Set task –
Please retype the material from its first line through the line that contains "tick-exponent: -2 bbox=[263, 562, 271, 572]", with both of those lines included.

Labeled region entries:
[BEGIN]

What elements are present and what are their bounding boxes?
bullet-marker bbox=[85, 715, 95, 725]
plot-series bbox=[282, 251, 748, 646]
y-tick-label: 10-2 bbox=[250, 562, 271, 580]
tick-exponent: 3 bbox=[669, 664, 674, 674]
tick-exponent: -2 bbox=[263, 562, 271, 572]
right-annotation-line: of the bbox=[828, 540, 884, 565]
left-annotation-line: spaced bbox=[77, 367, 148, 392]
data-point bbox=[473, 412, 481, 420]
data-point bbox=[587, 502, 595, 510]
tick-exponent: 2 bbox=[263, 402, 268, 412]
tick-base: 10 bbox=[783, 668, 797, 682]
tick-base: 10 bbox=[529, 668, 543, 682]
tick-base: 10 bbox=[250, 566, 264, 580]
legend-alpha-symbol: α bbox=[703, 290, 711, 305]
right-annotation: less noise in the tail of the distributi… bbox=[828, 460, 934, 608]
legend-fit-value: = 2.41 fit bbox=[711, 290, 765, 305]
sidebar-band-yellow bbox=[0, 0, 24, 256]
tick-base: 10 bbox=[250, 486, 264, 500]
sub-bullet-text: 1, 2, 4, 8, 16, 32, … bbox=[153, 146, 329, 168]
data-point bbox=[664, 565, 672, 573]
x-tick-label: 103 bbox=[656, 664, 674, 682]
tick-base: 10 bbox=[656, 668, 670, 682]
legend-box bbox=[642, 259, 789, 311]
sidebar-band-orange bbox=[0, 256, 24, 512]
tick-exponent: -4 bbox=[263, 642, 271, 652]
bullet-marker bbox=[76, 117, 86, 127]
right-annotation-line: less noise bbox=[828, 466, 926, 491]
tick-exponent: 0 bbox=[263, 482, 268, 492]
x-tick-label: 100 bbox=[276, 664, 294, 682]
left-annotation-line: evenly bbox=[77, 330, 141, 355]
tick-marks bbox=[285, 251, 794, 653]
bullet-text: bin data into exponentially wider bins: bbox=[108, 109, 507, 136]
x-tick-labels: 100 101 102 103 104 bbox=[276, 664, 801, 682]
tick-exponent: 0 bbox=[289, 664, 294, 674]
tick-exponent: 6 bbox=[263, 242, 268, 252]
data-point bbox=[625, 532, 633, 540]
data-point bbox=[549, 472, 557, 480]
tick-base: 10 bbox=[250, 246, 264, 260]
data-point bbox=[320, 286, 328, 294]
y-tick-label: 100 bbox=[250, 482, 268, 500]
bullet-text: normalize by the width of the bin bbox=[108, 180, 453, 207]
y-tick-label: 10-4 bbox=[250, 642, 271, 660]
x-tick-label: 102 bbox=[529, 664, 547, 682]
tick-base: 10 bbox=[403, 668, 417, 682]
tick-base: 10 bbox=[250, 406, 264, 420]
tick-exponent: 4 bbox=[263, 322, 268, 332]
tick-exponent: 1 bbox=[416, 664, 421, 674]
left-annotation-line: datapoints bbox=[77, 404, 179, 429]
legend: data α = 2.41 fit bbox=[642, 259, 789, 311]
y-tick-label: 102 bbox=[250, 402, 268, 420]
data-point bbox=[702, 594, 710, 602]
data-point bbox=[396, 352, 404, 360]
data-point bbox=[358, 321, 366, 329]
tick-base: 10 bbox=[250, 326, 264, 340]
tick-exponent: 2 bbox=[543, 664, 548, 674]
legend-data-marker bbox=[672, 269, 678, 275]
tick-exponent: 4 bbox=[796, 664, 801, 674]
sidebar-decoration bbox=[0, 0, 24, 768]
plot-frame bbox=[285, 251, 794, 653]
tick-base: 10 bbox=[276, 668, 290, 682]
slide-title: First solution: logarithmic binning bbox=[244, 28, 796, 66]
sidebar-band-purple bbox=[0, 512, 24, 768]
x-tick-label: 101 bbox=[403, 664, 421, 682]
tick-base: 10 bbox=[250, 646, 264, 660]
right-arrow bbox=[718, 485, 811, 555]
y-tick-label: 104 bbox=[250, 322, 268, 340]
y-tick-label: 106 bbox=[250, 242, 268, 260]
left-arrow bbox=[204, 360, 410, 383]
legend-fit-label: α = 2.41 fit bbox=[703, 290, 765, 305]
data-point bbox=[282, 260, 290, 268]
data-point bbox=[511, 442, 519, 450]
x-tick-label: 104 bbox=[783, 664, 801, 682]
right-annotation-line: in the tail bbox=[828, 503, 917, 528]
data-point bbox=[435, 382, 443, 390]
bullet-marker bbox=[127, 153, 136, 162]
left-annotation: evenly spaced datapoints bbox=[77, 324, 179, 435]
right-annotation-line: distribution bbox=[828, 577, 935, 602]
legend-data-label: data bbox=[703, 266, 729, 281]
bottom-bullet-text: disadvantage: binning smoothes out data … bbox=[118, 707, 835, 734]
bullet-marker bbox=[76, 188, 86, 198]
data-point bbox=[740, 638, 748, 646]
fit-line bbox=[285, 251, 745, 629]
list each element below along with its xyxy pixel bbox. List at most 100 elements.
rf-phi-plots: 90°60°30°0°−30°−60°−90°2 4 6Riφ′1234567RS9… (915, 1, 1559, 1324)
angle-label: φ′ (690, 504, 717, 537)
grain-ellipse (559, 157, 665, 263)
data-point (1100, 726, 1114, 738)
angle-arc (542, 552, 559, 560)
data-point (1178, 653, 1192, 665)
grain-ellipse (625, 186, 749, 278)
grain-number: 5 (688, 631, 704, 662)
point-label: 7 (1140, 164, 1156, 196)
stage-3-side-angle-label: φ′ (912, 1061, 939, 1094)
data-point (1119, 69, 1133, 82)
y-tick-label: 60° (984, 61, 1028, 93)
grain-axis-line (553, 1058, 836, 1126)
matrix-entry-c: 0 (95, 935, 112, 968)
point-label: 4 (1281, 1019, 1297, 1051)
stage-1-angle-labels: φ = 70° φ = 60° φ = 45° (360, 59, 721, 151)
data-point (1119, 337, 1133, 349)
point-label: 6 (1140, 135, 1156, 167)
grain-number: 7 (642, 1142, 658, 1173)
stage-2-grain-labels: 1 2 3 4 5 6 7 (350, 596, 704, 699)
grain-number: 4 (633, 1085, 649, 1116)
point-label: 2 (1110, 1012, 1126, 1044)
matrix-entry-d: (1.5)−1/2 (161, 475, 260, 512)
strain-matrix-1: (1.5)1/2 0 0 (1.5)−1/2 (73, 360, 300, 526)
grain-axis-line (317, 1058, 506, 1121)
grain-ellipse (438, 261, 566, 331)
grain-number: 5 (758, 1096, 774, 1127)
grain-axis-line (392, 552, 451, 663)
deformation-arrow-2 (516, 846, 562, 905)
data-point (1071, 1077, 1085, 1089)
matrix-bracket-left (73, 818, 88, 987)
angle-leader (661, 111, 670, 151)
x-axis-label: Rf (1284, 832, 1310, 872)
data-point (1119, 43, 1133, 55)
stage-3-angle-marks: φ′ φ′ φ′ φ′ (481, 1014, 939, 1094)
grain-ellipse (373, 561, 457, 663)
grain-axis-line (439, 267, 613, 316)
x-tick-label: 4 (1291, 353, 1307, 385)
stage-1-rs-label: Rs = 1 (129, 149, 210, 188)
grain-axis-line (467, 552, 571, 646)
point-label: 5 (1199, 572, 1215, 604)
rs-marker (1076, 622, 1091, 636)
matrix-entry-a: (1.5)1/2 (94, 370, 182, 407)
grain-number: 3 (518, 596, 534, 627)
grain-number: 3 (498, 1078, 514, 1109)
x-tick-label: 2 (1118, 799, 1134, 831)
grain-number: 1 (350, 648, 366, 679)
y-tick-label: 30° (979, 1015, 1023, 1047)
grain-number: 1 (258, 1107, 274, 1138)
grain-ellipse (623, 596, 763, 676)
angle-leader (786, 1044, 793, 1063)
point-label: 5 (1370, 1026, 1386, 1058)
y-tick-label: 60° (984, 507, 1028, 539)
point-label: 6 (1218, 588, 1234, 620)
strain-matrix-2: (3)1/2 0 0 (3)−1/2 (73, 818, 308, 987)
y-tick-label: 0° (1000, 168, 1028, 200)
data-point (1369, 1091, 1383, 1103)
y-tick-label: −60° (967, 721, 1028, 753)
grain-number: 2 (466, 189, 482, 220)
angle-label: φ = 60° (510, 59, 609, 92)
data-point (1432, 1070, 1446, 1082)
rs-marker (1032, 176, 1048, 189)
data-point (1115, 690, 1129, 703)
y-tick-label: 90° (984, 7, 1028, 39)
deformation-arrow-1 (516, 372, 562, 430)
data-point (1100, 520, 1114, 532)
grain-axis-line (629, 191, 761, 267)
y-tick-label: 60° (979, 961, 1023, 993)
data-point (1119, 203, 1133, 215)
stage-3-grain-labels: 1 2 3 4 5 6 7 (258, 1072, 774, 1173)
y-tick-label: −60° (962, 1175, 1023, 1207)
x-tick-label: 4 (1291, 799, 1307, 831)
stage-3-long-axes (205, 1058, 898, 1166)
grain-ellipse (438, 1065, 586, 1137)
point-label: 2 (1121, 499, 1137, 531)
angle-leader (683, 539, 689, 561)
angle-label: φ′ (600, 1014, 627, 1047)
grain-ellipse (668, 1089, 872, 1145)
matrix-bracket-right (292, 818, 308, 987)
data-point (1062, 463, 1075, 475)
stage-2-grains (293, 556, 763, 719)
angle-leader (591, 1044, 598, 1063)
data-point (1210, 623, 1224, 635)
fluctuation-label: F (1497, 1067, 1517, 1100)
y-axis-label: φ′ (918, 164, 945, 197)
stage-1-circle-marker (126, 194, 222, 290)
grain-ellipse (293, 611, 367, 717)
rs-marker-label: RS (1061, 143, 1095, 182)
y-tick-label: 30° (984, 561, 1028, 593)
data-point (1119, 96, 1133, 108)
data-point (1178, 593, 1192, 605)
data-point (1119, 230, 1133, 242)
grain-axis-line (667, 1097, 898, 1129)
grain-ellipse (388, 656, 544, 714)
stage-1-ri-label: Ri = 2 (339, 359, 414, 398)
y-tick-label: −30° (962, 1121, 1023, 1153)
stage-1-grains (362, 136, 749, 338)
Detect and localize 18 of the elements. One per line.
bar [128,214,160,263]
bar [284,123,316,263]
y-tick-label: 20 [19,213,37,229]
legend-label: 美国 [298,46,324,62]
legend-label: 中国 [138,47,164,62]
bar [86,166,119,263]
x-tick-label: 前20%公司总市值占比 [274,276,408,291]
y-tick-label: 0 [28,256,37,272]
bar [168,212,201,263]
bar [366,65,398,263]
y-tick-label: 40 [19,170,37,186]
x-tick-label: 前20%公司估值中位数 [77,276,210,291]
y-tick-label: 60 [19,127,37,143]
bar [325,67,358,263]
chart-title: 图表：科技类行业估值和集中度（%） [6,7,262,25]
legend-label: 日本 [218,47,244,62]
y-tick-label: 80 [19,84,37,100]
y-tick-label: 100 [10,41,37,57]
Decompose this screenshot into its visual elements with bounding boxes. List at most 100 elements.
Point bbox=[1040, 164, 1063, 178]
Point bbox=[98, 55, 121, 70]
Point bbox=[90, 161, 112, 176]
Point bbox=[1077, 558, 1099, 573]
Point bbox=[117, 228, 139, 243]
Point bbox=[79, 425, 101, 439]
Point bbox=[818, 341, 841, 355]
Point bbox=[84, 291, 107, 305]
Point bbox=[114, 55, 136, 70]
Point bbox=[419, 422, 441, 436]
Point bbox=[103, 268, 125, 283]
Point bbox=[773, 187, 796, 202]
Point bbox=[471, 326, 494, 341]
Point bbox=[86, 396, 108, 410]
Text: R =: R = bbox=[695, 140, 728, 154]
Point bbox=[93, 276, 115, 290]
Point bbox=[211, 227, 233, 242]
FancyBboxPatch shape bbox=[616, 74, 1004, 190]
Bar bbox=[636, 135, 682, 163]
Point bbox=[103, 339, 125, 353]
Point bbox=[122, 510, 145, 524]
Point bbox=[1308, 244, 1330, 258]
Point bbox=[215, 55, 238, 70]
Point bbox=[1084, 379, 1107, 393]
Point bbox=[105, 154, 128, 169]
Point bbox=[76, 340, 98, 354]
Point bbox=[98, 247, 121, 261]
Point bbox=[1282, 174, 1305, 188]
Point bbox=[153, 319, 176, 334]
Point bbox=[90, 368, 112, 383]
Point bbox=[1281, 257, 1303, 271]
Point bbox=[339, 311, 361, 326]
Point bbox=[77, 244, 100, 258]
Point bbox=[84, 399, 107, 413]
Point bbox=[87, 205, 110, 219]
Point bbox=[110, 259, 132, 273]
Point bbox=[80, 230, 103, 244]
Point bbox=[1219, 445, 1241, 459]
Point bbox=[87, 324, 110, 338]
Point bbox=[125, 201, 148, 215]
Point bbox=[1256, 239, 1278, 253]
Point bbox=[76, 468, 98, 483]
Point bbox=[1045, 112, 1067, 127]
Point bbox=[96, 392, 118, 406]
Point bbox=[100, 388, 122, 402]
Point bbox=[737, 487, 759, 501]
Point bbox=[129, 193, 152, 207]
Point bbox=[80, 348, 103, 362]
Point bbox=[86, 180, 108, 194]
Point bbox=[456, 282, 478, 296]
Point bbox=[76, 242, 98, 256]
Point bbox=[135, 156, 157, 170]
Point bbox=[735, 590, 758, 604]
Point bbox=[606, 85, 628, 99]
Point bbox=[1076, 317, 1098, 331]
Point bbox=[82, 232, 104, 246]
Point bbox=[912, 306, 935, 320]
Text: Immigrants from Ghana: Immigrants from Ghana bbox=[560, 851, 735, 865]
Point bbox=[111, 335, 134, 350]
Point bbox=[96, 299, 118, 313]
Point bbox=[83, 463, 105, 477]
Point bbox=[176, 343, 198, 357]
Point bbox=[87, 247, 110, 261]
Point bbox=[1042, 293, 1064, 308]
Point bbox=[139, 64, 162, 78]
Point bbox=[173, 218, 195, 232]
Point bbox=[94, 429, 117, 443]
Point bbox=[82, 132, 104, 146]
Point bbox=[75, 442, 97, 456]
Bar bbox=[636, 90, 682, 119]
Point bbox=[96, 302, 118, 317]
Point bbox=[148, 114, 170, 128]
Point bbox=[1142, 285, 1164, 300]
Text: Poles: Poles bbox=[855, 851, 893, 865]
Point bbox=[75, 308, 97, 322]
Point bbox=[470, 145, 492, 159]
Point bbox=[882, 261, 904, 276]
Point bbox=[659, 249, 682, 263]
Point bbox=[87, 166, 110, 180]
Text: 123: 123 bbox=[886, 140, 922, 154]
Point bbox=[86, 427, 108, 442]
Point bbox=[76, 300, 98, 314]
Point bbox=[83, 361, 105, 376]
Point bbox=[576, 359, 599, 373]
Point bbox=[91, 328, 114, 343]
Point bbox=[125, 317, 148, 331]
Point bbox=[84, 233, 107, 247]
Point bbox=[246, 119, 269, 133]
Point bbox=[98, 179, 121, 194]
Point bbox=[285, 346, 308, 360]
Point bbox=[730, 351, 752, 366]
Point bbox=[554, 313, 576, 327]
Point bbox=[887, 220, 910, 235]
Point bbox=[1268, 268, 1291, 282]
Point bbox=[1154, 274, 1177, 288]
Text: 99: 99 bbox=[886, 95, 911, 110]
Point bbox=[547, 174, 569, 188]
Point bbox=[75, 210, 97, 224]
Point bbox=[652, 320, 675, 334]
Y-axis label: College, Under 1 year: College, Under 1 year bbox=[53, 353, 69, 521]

[END]

Result of this task –
What elements are present and what are their bounding boxes?
bullet-marker bbox=[85, 715, 95, 725]
plot-series bbox=[282, 251, 748, 646]
y-tick-label: 10-2 bbox=[250, 562, 271, 580]
tick-exponent: 3 bbox=[669, 664, 674, 674]
tick-exponent: -2 bbox=[263, 562, 271, 572]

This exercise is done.